Stated problem:
Identify the lines that include the word "text", then copy all of them.

Data for the task:
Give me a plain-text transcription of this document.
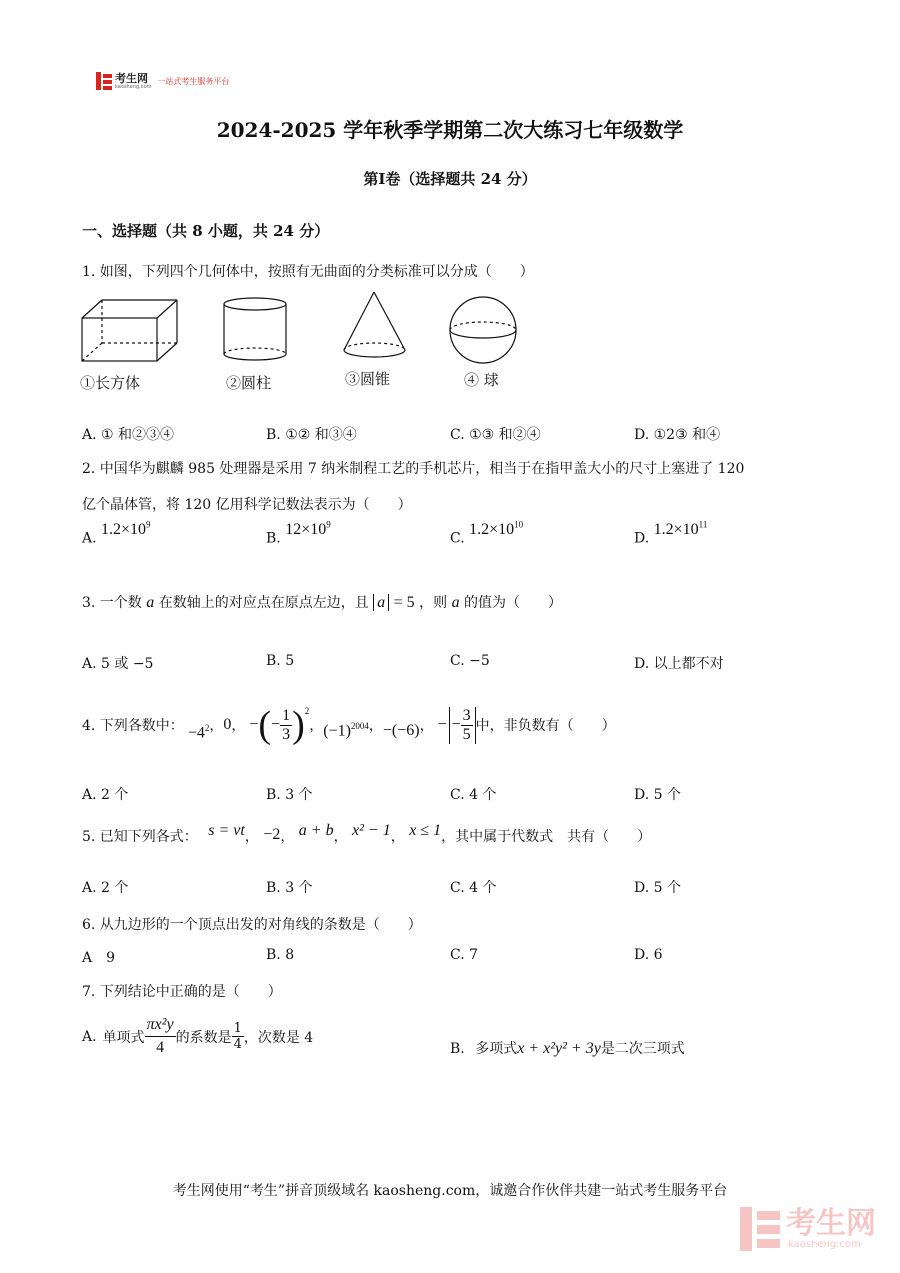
考生网
kaosheng.com
一站式考生服务平台
2024-2025 学年秋季学期第二次大练习七年级数学
第Ⅰ卷（选择题共 24 分）
一、选择题（共 8 小题，共 24 分）
1. 如图，下列四个几何体中，按照有无曲面的分类标准可以分成（　　）
①长方体	②圆柱	③圆锥	④ 球
A. ① 和②③④	B. ①② 和③④	C. ①③ 和②④	D. ①2③ 和④
2. 中国华为麒麟 985 处理器是采用 7 纳米制程工艺的手机芯片，相当于在指甲盖大小的尺寸上塞进了 120
亿个晶体管，将 120 亿用科学记数法表示为（　　）
A. $1.2\times 10^9$
B. $12\times 10^9$
C. $1.2\times 10^{10}$
D. $1.2\times 10^{11}$
3. 一个数 a 在数轴上的对应点在原点左边，且 a = 5 ，则 a 的值为（　　）
A. 5 或 −5	B. 5	C. −5	D. 以上都不对
4. 下列各数中： $-4^2$ ， 0 ， − ( − $\frac{1}{3} )^2$
， $(-1)^{2004}$ ， −(−6) ， − − $\frac{3}{5}$ 中，非负数有（　　）
A. 2 个	B. 3 个	C. 4 个	D. 5 个
5. 已知下列各式： s = vt， −2， a + b， x² − 1， x ≤ 1，其中属于代数式　共有（　　）
A. 2 个	B. 3 个	C. 4 个	D. 5 个
6. 从九边形的一个顶点出发的对角线的条数是（　　）
A　9	B. 8	C. 7	D. 6
7. 下列结论中正确的是（　　）
A. 单项式 $\frac{\text{πx²y}}{4}$ 的系数是 $\frac{1}{4}$ ，次数是 4
B. 多项式x + x²y² + 3y是二次三项式
考生网使用“考生”拼音顶级域名 kaosheng.com，诚邀合作伙伴共建一站式考生服务平台
考生网
kaosheng.com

Correct answer:
Give me a plain-text transcription of this document.
A. 单项式 $\frac{\text{πx²y}}{4}$ 的系数是 $\frac{1}{4}$ ，次数是 4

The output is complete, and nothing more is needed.